**EXERCISE PROMPT:** Below are records; extract exactly the lines from the one with "Give me the" through the final line, including both, but drop the pictures.

**DATA FOR THIS TASK:**

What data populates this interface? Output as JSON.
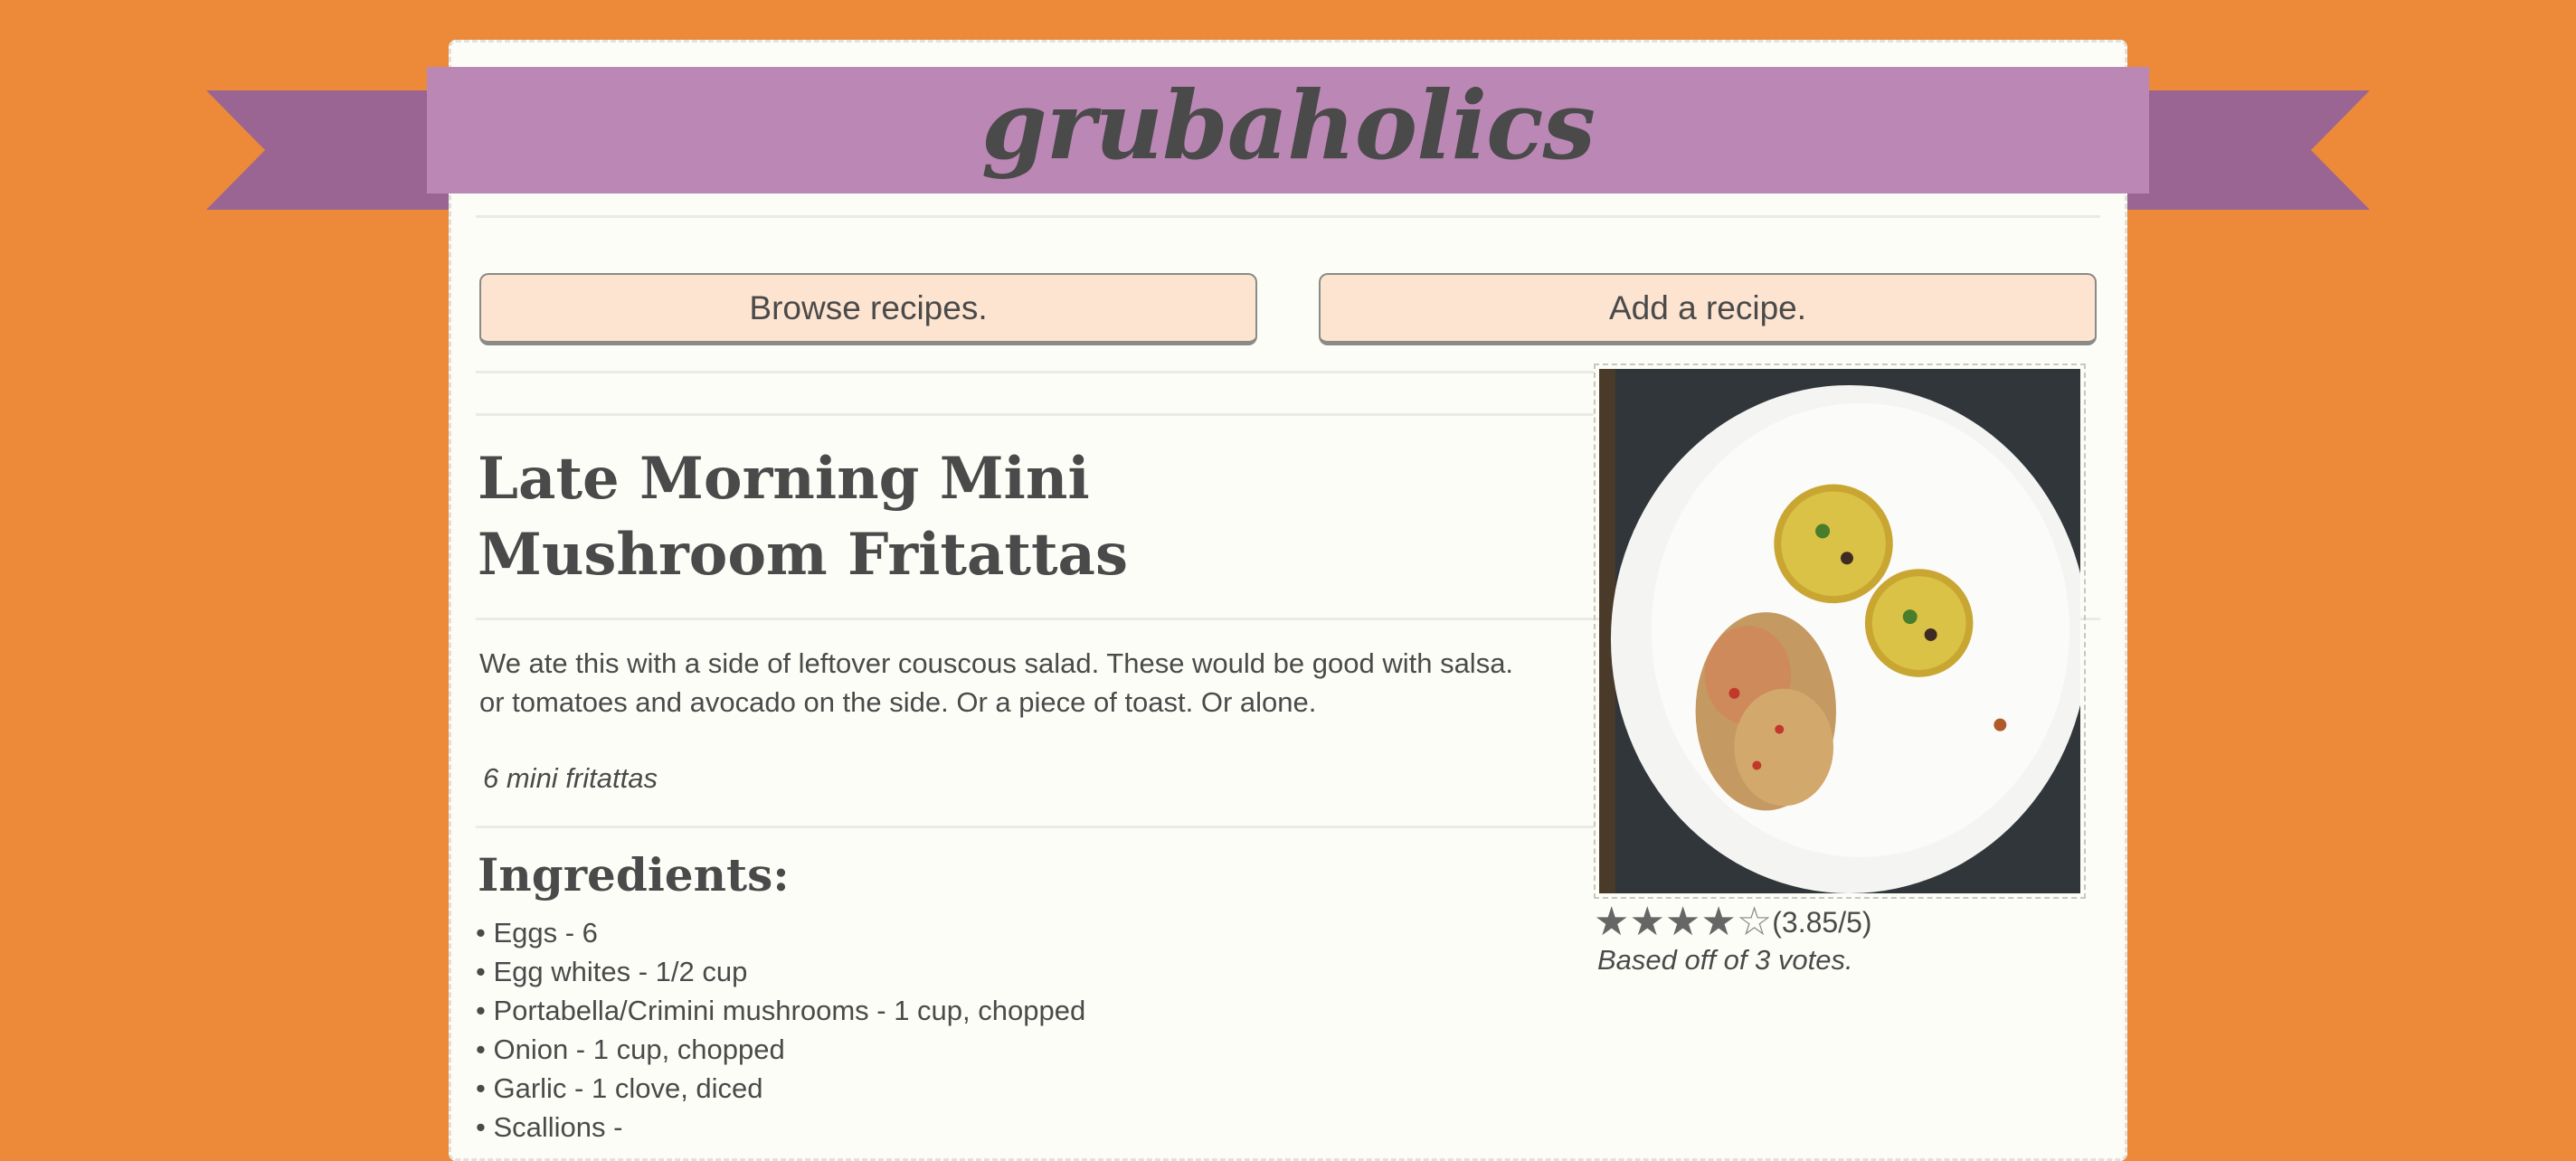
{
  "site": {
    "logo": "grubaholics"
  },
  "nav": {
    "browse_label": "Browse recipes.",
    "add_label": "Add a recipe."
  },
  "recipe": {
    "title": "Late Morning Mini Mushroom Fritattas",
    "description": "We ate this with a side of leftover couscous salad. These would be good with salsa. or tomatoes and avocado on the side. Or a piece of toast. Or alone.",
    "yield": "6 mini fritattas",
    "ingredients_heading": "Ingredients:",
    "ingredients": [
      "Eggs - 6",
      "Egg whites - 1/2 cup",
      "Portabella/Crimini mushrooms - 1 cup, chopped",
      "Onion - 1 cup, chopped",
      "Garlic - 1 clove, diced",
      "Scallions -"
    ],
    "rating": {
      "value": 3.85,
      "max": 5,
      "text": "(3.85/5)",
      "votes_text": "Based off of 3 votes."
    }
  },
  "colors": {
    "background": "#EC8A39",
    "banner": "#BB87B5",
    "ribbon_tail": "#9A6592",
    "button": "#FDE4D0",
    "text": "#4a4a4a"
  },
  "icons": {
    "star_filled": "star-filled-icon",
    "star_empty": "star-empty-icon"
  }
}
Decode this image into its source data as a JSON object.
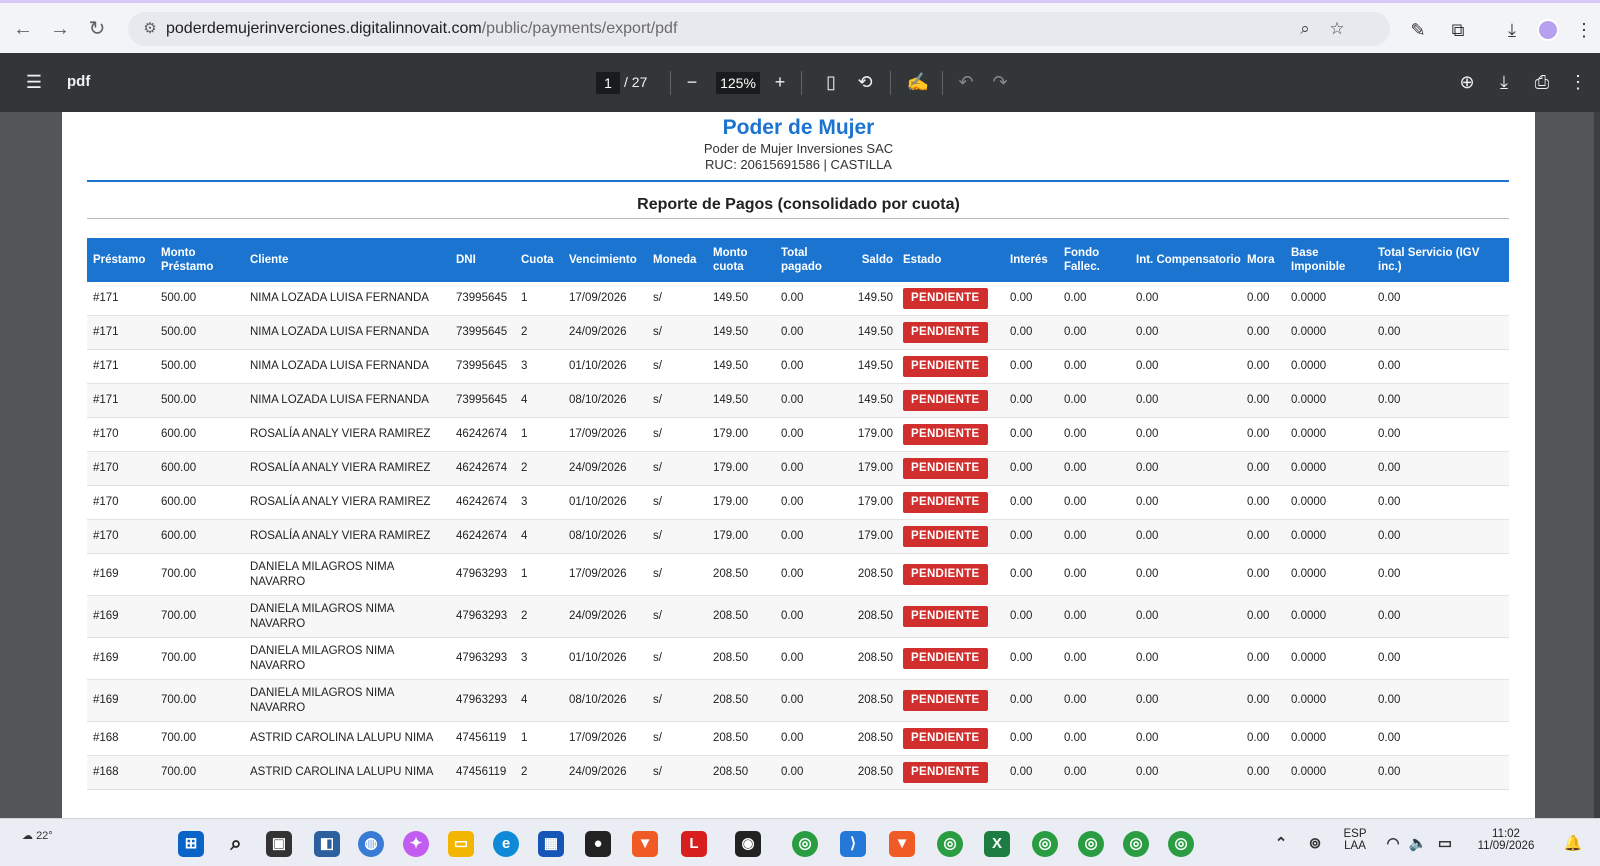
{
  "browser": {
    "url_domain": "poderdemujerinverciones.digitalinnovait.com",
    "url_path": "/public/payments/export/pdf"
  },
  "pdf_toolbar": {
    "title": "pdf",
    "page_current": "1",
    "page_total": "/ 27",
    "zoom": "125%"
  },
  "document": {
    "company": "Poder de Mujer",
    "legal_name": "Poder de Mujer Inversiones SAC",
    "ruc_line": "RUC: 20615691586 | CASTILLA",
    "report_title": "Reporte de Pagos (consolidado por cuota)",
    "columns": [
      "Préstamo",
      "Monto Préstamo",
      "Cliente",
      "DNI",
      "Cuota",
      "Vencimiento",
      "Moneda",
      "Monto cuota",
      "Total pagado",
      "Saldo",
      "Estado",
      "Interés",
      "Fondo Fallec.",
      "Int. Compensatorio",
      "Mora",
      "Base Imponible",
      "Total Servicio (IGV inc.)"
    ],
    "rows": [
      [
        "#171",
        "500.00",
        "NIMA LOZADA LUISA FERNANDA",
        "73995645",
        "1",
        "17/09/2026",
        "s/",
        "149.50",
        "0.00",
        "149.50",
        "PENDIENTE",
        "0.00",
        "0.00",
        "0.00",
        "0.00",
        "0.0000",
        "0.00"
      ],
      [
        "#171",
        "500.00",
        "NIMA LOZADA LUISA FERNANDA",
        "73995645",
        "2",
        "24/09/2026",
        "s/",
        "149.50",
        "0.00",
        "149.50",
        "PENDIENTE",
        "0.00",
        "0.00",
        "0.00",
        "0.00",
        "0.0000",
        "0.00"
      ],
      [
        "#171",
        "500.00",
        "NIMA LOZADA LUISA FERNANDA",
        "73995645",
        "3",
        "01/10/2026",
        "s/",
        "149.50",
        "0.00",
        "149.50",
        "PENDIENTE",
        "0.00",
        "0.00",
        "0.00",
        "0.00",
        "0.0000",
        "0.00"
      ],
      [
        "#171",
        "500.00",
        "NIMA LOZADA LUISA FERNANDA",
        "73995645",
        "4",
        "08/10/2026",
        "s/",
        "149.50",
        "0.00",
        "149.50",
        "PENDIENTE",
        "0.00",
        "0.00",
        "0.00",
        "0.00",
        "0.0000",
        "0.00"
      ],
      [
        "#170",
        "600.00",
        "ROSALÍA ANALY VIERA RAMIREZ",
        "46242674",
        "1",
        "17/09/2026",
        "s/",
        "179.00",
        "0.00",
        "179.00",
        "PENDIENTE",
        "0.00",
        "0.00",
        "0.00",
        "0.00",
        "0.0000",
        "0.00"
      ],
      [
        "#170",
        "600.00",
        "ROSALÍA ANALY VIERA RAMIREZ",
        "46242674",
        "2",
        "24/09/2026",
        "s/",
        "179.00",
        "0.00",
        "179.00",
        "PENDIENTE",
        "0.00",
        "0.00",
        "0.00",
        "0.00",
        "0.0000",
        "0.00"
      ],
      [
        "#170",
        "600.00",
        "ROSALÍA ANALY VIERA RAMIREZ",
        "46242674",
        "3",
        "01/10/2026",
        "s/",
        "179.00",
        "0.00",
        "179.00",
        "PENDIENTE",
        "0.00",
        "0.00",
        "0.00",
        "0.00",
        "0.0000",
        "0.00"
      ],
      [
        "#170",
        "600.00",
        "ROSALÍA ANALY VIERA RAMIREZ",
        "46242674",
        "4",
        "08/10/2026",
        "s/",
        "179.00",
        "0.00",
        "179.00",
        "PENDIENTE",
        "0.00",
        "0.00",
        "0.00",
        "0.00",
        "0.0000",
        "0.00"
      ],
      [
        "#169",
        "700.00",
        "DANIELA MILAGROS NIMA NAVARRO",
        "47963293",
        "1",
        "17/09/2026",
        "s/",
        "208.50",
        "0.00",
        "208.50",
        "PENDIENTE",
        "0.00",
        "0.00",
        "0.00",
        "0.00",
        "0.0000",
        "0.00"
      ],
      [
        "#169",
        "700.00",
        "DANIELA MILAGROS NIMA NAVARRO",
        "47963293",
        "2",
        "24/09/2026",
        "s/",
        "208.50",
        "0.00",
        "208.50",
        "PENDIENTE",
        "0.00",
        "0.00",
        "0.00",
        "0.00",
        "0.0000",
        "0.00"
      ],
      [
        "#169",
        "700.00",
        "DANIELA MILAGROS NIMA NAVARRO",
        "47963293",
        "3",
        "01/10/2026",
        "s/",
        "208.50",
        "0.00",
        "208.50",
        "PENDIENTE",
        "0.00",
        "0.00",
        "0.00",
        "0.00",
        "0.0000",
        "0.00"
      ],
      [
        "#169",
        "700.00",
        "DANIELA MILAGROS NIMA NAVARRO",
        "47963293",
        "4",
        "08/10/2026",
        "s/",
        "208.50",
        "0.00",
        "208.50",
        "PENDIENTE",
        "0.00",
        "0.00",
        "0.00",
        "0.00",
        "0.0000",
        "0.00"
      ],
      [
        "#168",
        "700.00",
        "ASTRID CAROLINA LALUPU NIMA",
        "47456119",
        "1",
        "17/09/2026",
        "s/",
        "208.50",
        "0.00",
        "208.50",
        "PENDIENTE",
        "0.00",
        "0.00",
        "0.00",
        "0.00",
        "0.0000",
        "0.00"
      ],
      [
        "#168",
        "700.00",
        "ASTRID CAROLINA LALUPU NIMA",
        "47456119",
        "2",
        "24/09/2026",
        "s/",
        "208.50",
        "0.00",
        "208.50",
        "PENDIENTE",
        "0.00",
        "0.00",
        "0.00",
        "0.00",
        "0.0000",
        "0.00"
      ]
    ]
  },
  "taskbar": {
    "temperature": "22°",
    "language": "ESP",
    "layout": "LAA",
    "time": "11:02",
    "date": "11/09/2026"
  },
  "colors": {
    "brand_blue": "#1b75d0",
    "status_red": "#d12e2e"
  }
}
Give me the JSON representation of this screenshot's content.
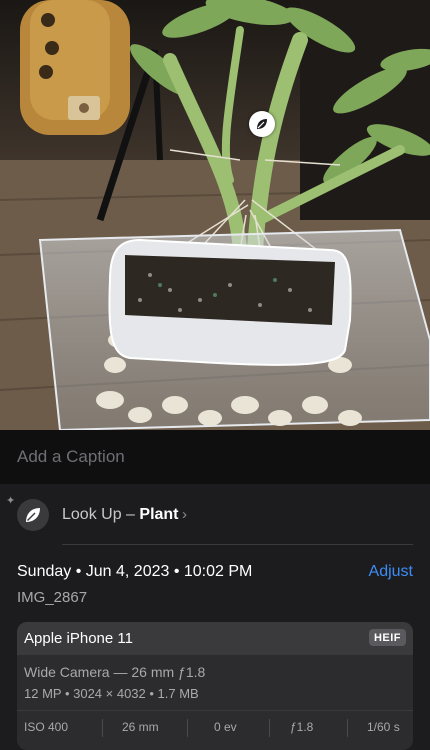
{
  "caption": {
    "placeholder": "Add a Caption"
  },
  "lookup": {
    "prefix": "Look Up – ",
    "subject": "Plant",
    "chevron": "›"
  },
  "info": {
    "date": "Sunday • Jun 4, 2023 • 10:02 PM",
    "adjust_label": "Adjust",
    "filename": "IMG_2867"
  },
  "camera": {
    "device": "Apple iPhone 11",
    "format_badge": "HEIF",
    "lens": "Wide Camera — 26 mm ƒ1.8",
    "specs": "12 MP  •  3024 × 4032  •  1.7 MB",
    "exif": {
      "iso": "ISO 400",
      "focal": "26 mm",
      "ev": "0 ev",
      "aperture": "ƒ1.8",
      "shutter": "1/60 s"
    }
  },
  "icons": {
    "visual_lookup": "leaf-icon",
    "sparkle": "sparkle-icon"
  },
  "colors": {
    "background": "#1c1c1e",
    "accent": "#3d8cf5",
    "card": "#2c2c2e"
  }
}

**ANSWER TO THE TASK:**
Give me the JSON representation of this screenshot's content.
{
  "caption": {
    "placeholder": "Add a Caption"
  },
  "lookup": {
    "prefix": "Look Up – ",
    "subject": "Plant",
    "chevron": "›"
  },
  "info": {
    "date": "Sunday • Jun 4, 2023 • 10:02 PM",
    "adjust_label": "Adjust",
    "filename": "IMG_2867"
  },
  "camera": {
    "device": "Apple iPhone 11",
    "format_badge": "HEIF",
    "lens": "Wide Camera — 26 mm ƒ1.8",
    "specs": "12 MP  •  3024 × 4032  •  1.7 MB",
    "exif": {
      "iso": "ISO 400",
      "focal": "26 mm",
      "ev": "0 ev",
      "aperture": "ƒ1.8",
      "shutter": "1/60 s"
    }
  },
  "icons": {
    "visual_lookup": "leaf-icon",
    "sparkle": "sparkle-icon"
  },
  "colors": {
    "background": "#1c1c1e",
    "accent": "#3d8cf5",
    "card": "#2c2c2e"
  }
}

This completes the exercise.